## Task to carry out:
In the listing below, find every line with the string "یارانه" and pull it out.

## Saved data entries:
* * *
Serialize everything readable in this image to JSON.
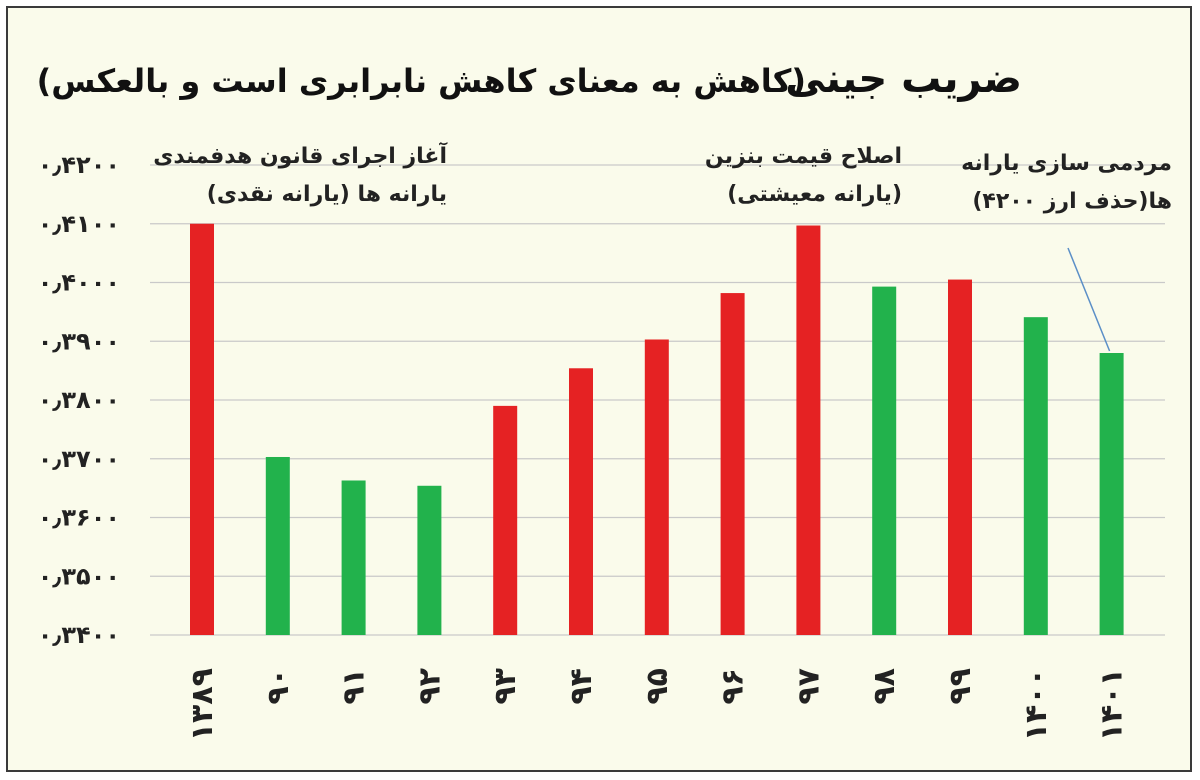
{
  "chart_data": {
    "type": "bar",
    "title": "ضریب جینی",
    "subtitle": "(کاهش به معنای کاهش نابرابری است و بالعکس)",
    "xlabel": "",
    "ylabel": "",
    "ylim": [
      0.34,
      0.42
    ],
    "yticks": [
      0.34,
      0.35,
      0.36,
      0.37,
      0.38,
      0.39,
      0.4,
      0.41,
      0.42
    ],
    "ytick_labels": [
      "۰٫۳۴۰۰",
      "۰٫۳۵۰۰",
      "۰٫۳۶۰۰",
      "۰٫۳۷۰۰",
      "۰٫۳۸۰۰",
      "۰٫۳۹۰۰",
      "۰٫۴۰۰۰",
      "۰٫۴۱۰۰",
      "۰٫۴۲۰۰"
    ],
    "categories": [
      "۱۳۸۹",
      "۹۰",
      "۹۱",
      "۹۲",
      "۹۳",
      "۹۴",
      "۹۵",
      "۹۶",
      "۹۷",
      "۹۸",
      "۹۹",
      "۱۴۰۰",
      "۱۴۰۱"
    ],
    "values": [
      0.41,
      0.3703,
      0.3663,
      0.3654,
      0.379,
      0.3854,
      0.3903,
      0.3982,
      0.4097,
      0.3993,
      0.4005,
      0.3941,
      0.388
    ],
    "bar_colors": [
      "#e52223",
      "#22b24c",
      "#22b24c",
      "#22b24c",
      "#e52223",
      "#e52223",
      "#e52223",
      "#e52223",
      "#e52223",
      "#22b24c",
      "#e52223",
      "#22b24c",
      "#22b24c"
    ],
    "grid": true,
    "annotations": [
      {
        "lines": [
          "آغاز اجرای قانون هدفمندی",
          "یارانه ها (یارانه نقدی)"
        ],
        "category": "۱۳۸۹"
      },
      {
        "lines": [
          "اصلاح قیمت بنزین",
          "(یارانه معیشتی)"
        ],
        "category": "۹۷"
      },
      {
        "lines": [
          "مردمی سازی یارانه",
          "ها(حذف ارز ۴۲۰۰)"
        ],
        "category": "۱۴۰۱"
      }
    ]
  }
}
* * *
## The solution:
          "یارانه ها (یارانه نقدی)"
          "(یارانه معیشتی)"
          "مردمی سازی یارانه",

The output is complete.